*** EXERCISE MATERIALS ***
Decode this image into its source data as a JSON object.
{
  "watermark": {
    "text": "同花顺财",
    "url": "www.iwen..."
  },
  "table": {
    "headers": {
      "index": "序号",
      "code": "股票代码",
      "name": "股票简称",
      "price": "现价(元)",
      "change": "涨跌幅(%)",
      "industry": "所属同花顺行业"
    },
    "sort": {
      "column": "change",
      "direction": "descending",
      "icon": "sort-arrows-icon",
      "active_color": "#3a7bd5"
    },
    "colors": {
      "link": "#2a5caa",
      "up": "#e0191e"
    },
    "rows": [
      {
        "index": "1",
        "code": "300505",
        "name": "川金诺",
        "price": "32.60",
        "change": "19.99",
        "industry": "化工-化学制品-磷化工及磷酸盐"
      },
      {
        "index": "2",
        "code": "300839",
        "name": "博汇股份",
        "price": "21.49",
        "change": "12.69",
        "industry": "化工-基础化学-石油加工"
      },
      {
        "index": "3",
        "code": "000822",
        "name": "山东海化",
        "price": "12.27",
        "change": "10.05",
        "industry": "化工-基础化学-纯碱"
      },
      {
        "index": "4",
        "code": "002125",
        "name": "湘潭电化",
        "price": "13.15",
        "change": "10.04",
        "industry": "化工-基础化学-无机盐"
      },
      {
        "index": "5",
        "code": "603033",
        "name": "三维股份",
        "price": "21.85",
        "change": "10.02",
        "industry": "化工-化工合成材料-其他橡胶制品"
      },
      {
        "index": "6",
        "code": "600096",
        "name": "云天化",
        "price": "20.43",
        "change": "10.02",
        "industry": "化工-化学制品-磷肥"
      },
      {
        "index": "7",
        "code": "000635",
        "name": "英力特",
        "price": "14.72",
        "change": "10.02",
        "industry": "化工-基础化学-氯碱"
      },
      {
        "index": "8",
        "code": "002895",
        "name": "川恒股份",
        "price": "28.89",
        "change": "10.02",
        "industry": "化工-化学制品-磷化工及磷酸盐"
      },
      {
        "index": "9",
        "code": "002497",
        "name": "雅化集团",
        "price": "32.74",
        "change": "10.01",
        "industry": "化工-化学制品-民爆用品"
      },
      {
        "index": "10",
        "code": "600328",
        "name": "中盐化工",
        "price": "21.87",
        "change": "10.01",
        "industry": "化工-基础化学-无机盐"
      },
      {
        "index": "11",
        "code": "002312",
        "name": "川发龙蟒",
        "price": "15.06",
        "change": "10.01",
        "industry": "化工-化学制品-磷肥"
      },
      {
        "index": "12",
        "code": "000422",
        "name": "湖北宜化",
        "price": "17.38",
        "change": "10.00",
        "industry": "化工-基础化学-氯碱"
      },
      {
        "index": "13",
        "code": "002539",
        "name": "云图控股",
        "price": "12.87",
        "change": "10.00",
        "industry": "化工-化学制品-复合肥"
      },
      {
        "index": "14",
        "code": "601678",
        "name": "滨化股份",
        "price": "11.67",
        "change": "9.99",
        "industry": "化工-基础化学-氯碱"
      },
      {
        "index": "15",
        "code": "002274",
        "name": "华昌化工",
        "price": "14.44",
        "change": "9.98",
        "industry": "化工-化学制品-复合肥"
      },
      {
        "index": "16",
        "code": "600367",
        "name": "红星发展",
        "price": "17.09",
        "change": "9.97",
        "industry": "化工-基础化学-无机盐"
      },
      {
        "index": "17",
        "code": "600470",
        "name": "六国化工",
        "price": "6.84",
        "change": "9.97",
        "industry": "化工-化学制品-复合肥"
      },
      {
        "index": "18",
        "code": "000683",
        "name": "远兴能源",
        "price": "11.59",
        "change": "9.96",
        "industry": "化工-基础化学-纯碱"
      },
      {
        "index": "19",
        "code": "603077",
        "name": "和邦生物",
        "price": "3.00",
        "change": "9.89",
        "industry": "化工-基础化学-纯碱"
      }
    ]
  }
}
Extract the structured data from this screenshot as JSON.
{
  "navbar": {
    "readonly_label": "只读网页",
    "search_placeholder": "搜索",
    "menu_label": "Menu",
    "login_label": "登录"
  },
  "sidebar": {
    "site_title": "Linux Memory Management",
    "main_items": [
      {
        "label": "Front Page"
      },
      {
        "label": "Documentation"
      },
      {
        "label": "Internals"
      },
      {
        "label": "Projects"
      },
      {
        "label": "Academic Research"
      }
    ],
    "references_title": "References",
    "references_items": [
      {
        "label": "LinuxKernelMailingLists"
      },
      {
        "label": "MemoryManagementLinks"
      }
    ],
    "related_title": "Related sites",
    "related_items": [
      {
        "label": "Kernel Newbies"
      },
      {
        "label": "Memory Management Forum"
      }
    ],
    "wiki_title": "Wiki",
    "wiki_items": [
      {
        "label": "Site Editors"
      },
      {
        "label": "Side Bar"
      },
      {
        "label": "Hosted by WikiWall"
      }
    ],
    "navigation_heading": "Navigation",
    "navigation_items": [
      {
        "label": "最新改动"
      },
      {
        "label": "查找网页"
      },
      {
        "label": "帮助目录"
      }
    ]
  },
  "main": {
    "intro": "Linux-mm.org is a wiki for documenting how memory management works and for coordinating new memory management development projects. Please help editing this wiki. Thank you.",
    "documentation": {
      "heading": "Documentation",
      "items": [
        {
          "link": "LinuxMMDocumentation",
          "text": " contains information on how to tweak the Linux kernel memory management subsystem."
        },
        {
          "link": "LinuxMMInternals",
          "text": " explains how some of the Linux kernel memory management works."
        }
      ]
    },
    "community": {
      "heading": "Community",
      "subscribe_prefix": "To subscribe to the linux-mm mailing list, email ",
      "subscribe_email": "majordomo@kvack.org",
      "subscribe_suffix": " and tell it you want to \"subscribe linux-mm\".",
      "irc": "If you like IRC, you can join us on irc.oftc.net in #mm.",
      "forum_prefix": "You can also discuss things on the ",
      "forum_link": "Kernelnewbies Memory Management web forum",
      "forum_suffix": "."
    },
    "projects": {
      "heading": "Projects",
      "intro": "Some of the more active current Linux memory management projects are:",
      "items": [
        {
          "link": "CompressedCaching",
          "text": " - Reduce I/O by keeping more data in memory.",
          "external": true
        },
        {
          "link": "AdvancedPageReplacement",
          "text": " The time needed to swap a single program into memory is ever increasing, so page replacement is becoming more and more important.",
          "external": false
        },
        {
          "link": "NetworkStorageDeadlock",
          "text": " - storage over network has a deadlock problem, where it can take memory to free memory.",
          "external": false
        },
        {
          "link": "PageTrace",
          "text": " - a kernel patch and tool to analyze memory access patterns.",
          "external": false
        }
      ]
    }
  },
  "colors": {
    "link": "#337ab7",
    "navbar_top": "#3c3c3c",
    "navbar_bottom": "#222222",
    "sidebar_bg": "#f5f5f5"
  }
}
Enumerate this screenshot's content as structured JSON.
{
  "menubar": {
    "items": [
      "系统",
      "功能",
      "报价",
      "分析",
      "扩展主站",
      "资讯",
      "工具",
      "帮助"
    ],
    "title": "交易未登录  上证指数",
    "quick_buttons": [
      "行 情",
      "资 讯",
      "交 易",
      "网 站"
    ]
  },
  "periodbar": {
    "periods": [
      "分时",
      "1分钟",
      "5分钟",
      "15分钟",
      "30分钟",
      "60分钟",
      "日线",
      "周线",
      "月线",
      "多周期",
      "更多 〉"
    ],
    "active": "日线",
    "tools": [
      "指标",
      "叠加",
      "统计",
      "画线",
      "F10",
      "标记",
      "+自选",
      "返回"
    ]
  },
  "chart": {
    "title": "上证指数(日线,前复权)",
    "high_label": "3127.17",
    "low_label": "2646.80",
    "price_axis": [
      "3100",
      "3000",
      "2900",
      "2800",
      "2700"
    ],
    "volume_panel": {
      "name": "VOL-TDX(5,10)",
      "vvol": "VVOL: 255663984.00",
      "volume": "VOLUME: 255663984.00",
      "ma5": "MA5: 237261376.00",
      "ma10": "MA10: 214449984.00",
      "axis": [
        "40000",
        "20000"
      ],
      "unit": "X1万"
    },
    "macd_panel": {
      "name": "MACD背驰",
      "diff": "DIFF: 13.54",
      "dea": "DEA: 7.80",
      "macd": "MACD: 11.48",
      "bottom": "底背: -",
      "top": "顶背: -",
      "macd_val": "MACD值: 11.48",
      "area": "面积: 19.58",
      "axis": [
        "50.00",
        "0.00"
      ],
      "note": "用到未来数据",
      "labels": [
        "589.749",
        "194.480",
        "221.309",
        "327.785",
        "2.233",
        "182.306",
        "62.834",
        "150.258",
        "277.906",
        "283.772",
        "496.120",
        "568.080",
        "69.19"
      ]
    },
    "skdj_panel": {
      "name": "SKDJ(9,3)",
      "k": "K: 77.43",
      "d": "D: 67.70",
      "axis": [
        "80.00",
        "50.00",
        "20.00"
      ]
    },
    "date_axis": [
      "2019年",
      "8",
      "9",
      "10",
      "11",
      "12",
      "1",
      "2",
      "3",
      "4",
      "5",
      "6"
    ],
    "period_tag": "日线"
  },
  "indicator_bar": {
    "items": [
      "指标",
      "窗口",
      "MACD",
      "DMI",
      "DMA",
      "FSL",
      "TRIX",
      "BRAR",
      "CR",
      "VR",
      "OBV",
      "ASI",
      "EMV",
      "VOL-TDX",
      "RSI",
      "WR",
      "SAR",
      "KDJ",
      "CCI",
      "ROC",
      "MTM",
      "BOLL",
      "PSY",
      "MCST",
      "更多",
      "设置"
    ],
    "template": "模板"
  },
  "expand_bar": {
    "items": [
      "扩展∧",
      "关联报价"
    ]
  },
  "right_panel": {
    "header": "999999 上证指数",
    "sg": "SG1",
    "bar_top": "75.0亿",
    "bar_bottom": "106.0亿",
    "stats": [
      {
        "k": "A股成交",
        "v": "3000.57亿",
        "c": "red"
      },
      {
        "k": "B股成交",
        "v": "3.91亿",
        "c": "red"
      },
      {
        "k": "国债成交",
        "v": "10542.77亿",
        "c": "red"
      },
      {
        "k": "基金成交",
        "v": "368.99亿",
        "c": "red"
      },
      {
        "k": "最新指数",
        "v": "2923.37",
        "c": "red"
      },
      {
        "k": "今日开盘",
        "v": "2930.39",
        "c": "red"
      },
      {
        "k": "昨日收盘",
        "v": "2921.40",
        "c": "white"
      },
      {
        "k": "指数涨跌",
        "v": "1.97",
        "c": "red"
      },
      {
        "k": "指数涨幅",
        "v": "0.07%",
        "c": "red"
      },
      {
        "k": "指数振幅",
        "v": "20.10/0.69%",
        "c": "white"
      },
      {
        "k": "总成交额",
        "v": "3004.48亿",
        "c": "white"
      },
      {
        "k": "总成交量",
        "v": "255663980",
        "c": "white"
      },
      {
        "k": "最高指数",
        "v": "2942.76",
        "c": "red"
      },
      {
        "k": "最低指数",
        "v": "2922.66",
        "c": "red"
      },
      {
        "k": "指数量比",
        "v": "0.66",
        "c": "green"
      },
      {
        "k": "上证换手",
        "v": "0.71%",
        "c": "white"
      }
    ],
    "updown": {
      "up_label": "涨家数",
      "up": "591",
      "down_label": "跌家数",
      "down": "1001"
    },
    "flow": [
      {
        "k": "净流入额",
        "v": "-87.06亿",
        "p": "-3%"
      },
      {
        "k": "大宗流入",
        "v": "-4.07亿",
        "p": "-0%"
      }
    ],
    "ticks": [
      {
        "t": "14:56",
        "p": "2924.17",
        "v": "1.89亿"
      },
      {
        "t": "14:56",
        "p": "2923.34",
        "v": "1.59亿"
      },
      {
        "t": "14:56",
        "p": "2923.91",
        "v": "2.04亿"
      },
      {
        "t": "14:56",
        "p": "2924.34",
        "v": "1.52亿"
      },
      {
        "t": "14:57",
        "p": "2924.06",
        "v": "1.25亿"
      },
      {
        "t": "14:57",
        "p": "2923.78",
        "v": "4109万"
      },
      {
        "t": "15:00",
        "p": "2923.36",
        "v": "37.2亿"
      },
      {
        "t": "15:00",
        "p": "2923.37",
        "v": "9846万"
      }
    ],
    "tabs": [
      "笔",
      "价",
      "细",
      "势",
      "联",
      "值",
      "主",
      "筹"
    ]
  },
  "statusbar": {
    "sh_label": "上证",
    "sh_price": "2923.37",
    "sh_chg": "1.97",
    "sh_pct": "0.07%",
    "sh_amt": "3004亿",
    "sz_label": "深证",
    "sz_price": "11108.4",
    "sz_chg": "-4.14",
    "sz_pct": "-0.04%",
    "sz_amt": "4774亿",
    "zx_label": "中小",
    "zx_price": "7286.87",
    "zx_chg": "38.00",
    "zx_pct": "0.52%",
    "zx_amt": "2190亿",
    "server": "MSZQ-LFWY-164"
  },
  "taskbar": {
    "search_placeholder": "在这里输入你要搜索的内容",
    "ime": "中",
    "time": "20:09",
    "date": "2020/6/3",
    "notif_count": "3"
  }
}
***
> **PROMPT**
Only the number is wanted: how many lines of the data contain the word "上证指数"?

> **TASK SOLUTION**
3